Aim of the task
Please retype the records below exactly, leaving out any pictures.

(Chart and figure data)

--------------------

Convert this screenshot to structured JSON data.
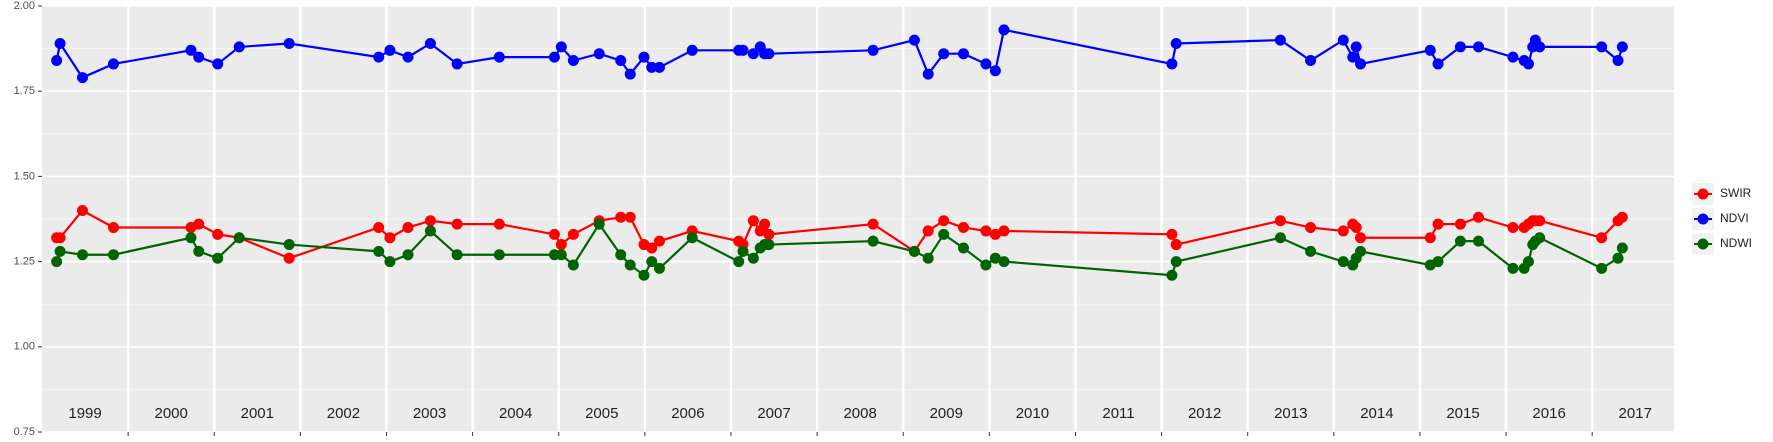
{
  "chart_data": {
    "type": "line",
    "x": [
      1999.17,
      1999.21,
      1999.47,
      1999.83,
      2000.73,
      2000.82,
      2001.04,
      2001.29,
      2001.87,
      2002.91,
      2003.04,
      2003.25,
      2003.51,
      2003.82,
      2004.31,
      2004.95,
      2005.03,
      2005.17,
      2005.47,
      2005.72,
      2005.83,
      2005.99,
      2006.08,
      2006.17,
      2006.55,
      2007.09,
      2007.14,
      2007.26,
      2007.34,
      2007.39,
      2007.44,
      2008.65,
      2009.13,
      2009.29,
      2009.47,
      2009.7,
      2009.96,
      2010.07,
      2010.17,
      2012.12,
      2012.17,
      2013.38,
      2013.73,
      2014.11,
      2014.22,
      2014.26,
      2014.31,
      2015.12,
      2015.21,
      2015.47,
      2015.68,
      2016.08,
      2016.21,
      2016.26,
      2016.31,
      2016.34,
      2016.39,
      2017.11,
      2017.3,
      2017.35
    ],
    "series": [
      {
        "name": "SWIR",
        "color": "#ff0000",
        "values": [
          1.32,
          1.32,
          1.4,
          1.35,
          1.35,
          1.36,
          1.33,
          1.32,
          1.26,
          1.35,
          1.32,
          1.35,
          1.37,
          1.36,
          1.36,
          1.33,
          1.3,
          1.33,
          1.37,
          1.38,
          1.38,
          1.3,
          1.29,
          1.31,
          1.34,
          1.31,
          1.3,
          1.37,
          1.34,
          1.36,
          1.33,
          1.36,
          1.28,
          1.34,
          1.37,
          1.35,
          1.34,
          1.33,
          1.34,
          1.33,
          1.3,
          1.37,
          1.35,
          1.34,
          1.36,
          1.35,
          1.32,
          1.32,
          1.36,
          1.36,
          1.38,
          1.35,
          1.35,
          1.36,
          1.37,
          1.37,
          1.37,
          1.32,
          1.37,
          1.38
        ]
      },
      {
        "name": "NDVI",
        "color": "#0000ff",
        "values": [
          1.84,
          1.89,
          1.79,
          1.83,
          1.87,
          1.85,
          1.83,
          1.88,
          1.89,
          1.85,
          1.87,
          1.85,
          1.89,
          1.83,
          1.85,
          1.85,
          1.88,
          1.84,
          1.86,
          1.84,
          1.8,
          1.85,
          1.82,
          1.82,
          1.87,
          1.87,
          1.87,
          1.86,
          1.88,
          1.86,
          1.86,
          1.87,
          1.9,
          1.8,
          1.86,
          1.86,
          1.83,
          1.81,
          1.93,
          1.83,
          1.89,
          1.9,
          1.84,
          1.9,
          1.85,
          1.88,
          1.83,
          1.87,
          1.83,
          1.88,
          1.88,
          1.85,
          1.84,
          1.83,
          1.88,
          1.9,
          1.88,
          1.88,
          1.84,
          1.88
        ]
      },
      {
        "name": "NDWI",
        "color": "#006400",
        "values": [
          1.25,
          1.28,
          1.27,
          1.27,
          1.32,
          1.28,
          1.26,
          1.32,
          1.3,
          1.28,
          1.25,
          1.27,
          1.34,
          1.27,
          1.27,
          1.27,
          1.27,
          1.24,
          1.36,
          1.27,
          1.24,
          1.21,
          1.25,
          1.23,
          1.32,
          1.25,
          1.28,
          1.26,
          1.29,
          1.3,
          1.3,
          1.31,
          1.28,
          1.26,
          1.33,
          1.29,
          1.24,
          1.26,
          1.25,
          1.21,
          1.25,
          1.32,
          1.28,
          1.25,
          1.24,
          1.26,
          1.28,
          1.24,
          1.25,
          1.31,
          1.31,
          1.23,
          1.23,
          1.25,
          1.3,
          1.31,
          1.32,
          1.23,
          1.26,
          1.29
        ]
      }
    ],
    "xlim": [
      1999.0,
      2017.95
    ],
    "xticks": [
      {
        "value": 1999.5,
        "label": "1999"
      },
      {
        "value": 2000.5,
        "label": "2000"
      },
      {
        "value": 2001.5,
        "label": "2001"
      },
      {
        "value": 2002.5,
        "label": "2002"
      },
      {
        "value": 2003.5,
        "label": "2003"
      },
      {
        "value": 2004.5,
        "label": "2004"
      },
      {
        "value": 2005.5,
        "label": "2005"
      },
      {
        "value": 2006.5,
        "label": "2006"
      },
      {
        "value": 2007.5,
        "label": "2007"
      },
      {
        "value": 2008.5,
        "label": "2008"
      },
      {
        "value": 2009.5,
        "label": "2009"
      },
      {
        "value": 2010.5,
        "label": "2010"
      },
      {
        "value": 2011.5,
        "label": "2011"
      },
      {
        "value": 2012.5,
        "label": "2012"
      },
      {
        "value": 2013.5,
        "label": "2013"
      },
      {
        "value": 2014.5,
        "label": "2014"
      },
      {
        "value": 2015.5,
        "label": "2015"
      },
      {
        "value": 2016.5,
        "label": "2016"
      },
      {
        "value": 2017.5,
        "label": "2017"
      }
    ],
    "xgrid": [
      2000,
      2001,
      2002,
      2003,
      2004,
      2005,
      2006,
      2007,
      2008,
      2009,
      2010,
      2011,
      2012,
      2013,
      2014,
      2015,
      2016,
      2017
    ],
    "ylim": [
      0.75,
      2.0
    ],
    "yticks": [
      0.75,
      {
        "value": 1.0,
        "label": "1.00"
      },
      {
        "value": 1.25,
        "label": "1.25"
      },
      {
        "value": 1.5,
        "label": "1.50"
      },
      1.75,
      {
        "value": 2.0,
        "label": "2.00"
      }
    ],
    "grid": true,
    "legend": "right"
  }
}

--------------------

Right answer
Convert this screenshot to structured JSON data.
{
  "chart_data": {
    "type": "line",
    "x": [
      1999.17,
      1999.21,
      1999.47,
      1999.83,
      2000.73,
      2000.82,
      2001.04,
      2001.29,
      2001.87,
      2002.91,
      2003.04,
      2003.25,
      2003.51,
      2003.82,
      2004.31,
      2004.95,
      2005.03,
      2005.17,
      2005.47,
      2005.72,
      2005.83,
      2005.99,
      2006.08,
      2006.17,
      2006.55,
      2007.09,
      2007.14,
      2007.26,
      2007.34,
      2007.39,
      2007.44,
      2008.65,
      2009.13,
      2009.29,
      2009.47,
      2009.7,
      2009.96,
      2010.07,
      2010.17,
      2012.12,
      2012.17,
      2013.38,
      2013.73,
      2014.11,
      2014.22,
      2014.26,
      2014.31,
      2015.12,
      2015.21,
      2015.47,
      2015.68,
      2016.08,
      2016.21,
      2016.26,
      2016.31,
      2016.34,
      2016.39,
      2017.11,
      2017.3,
      2017.35
    ],
    "series": [
      {
        "name": "SWIR",
        "color": "#ff0000",
        "values": [
          1.32,
          1.32,
          1.4,
          1.35,
          1.35,
          1.36,
          1.33,
          1.32,
          1.26,
          1.35,
          1.32,
          1.35,
          1.37,
          1.36,
          1.36,
          1.33,
          1.3,
          1.33,
          1.37,
          1.38,
          1.38,
          1.3,
          1.29,
          1.31,
          1.34,
          1.31,
          1.3,
          1.37,
          1.34,
          1.36,
          1.33,
          1.36,
          1.28,
          1.34,
          1.37,
          1.35,
          1.34,
          1.33,
          1.34,
          1.33,
          1.3,
          1.37,
          1.35,
          1.34,
          1.36,
          1.35,
          1.32,
          1.32,
          1.36,
          1.36,
          1.38,
          1.35,
          1.35,
          1.36,
          1.37,
          1.37,
          1.37,
          1.32,
          1.37,
          1.38
        ]
      },
      {
        "name": "NDVI",
        "color": "#0000ff",
        "values": [
          1.84,
          1.89,
          1.79,
          1.83,
          1.87,
          1.85,
          1.83,
          1.88,
          1.89,
          1.85,
          1.87,
          1.85,
          1.89,
          1.83,
          1.85,
          1.85,
          1.88,
          1.84,
          1.86,
          1.84,
          1.8,
          1.85,
          1.82,
          1.82,
          1.87,
          1.87,
          1.87,
          1.86,
          1.88,
          1.86,
          1.86,
          1.87,
          1.9,
          1.8,
          1.86,
          1.86,
          1.83,
          1.81,
          1.93,
          1.83,
          1.89,
          1.9,
          1.84,
          1.9,
          1.85,
          1.88,
          1.83,
          1.87,
          1.83,
          1.88,
          1.88,
          1.85,
          1.84,
          1.83,
          1.88,
          1.9,
          1.88,
          1.88,
          1.84,
          1.88
        ]
      },
      {
        "name": "NDWI",
        "color": "#006400",
        "values": [
          1.25,
          1.28,
          1.27,
          1.27,
          1.32,
          1.28,
          1.26,
          1.32,
          1.3,
          1.28,
          1.25,
          1.27,
          1.34,
          1.27,
          1.27,
          1.27,
          1.27,
          1.24,
          1.36,
          1.27,
          1.24,
          1.21,
          1.25,
          1.23,
          1.32,
          1.25,
          1.28,
          1.26,
          1.29,
          1.3,
          1.3,
          1.31,
          1.28,
          1.26,
          1.33,
          1.29,
          1.24,
          1.26,
          1.25,
          1.21,
          1.25,
          1.32,
          1.28,
          1.25,
          1.24,
          1.26,
          1.28,
          1.24,
          1.25,
          1.31,
          1.31,
          1.23,
          1.23,
          1.25,
          1.3,
          1.31,
          1.32,
          1.23,
          1.26,
          1.29
        ]
      }
    ],
    "xlim": [
      1999.0,
      2017.95
    ],
    "xticks": [
      {
        "value": 1999.5,
        "label": "1999"
      },
      {
        "value": 2000.5,
        "label": "2000"
      },
      {
        "value": 2001.5,
        "label": "2001"
      },
      {
        "value": 2002.5,
        "label": "2002"
      },
      {
        "value": 2003.5,
        "label": "2003"
      },
      {
        "value": 2004.5,
        "label": "2004"
      },
      {
        "value": 2005.5,
        "label": "2005"
      },
      {
        "value": 2006.5,
        "label": "2006"
      },
      {
        "value": 2007.5,
        "label": "2007"
      },
      {
        "value": 2008.5,
        "label": "2008"
      },
      {
        "value": 2009.5,
        "label": "2009"
      },
      {
        "value": 2010.5,
        "label": "2010"
      },
      {
        "value": 2011.5,
        "label": "2011"
      },
      {
        "value": 2012.5,
        "label": "2012"
      },
      {
        "value": 2013.5,
        "label": "2013"
      },
      {
        "value": 2014.5,
        "label": "2014"
      },
      {
        "value": 2015.5,
        "label": "2015"
      },
      {
        "value": 2016.5,
        "label": "2016"
      },
      {
        "value": 2017.5,
        "label": "2017"
      }
    ],
    "xgrid": [
      2000,
      2001,
      2002,
      2003,
      2004,
      2005,
      2006,
      2007,
      2008,
      2009,
      2010,
      2011,
      2012,
      2013,
      2014,
      2015,
      2016,
      2017
    ],
    "ylim": [
      0.75,
      2.0
    ],
    "yticks": [
      0.75,
      {
        "value": 1.0,
        "label": "1.00"
      },
      {
        "value": 1.25,
        "label": "1.25"
      },
      {
        "value": 1.5,
        "label": "1.50"
      },
      1.75,
      {
        "value": 2.0,
        "label": "2.00"
      }
    ],
    "grid": true,
    "legend": "right"
  }
}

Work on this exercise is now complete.